**RECORDS PROVIDED:**
◆ ◆ ◆ ◆

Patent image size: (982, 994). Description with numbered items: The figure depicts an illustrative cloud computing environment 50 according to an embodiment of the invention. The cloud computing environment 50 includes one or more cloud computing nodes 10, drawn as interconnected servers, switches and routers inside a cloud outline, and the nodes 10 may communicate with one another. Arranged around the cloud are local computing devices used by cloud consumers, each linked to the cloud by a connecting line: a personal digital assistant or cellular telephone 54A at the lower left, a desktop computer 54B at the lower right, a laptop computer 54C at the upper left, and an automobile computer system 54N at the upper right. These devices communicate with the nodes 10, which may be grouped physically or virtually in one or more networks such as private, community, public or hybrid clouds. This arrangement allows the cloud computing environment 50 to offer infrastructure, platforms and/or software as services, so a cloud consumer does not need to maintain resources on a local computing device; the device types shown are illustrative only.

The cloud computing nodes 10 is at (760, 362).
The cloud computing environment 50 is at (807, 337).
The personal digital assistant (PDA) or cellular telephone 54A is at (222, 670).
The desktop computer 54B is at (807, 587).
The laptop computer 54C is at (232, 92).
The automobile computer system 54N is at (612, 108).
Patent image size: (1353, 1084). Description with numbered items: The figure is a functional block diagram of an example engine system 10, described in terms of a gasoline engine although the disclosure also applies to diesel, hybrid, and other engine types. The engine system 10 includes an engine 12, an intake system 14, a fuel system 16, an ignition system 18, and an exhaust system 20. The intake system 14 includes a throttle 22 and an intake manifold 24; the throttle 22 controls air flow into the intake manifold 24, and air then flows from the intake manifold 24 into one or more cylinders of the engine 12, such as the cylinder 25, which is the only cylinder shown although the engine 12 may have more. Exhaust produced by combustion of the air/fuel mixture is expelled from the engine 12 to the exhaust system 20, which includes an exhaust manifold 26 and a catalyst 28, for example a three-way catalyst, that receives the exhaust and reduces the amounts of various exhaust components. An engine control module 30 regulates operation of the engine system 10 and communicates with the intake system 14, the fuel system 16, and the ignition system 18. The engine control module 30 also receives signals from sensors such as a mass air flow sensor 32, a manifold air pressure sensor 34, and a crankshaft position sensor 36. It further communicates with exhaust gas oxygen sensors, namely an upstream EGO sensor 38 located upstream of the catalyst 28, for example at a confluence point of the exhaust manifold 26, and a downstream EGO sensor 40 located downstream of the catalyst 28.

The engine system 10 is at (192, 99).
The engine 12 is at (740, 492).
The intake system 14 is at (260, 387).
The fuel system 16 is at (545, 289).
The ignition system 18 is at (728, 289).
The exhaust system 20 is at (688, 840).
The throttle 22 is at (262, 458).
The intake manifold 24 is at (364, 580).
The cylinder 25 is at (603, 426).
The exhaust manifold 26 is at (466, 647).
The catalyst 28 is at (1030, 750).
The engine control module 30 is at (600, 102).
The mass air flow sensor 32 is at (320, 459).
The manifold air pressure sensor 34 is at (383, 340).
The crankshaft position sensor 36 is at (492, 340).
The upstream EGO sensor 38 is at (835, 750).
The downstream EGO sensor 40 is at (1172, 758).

◆ ◆ ◆ ◆

**WHAT TO WORK ON:** How many lines in the records above contain the string "personal", with case counting? Reply with the number alone.

**OUTPUT BELOW:** 2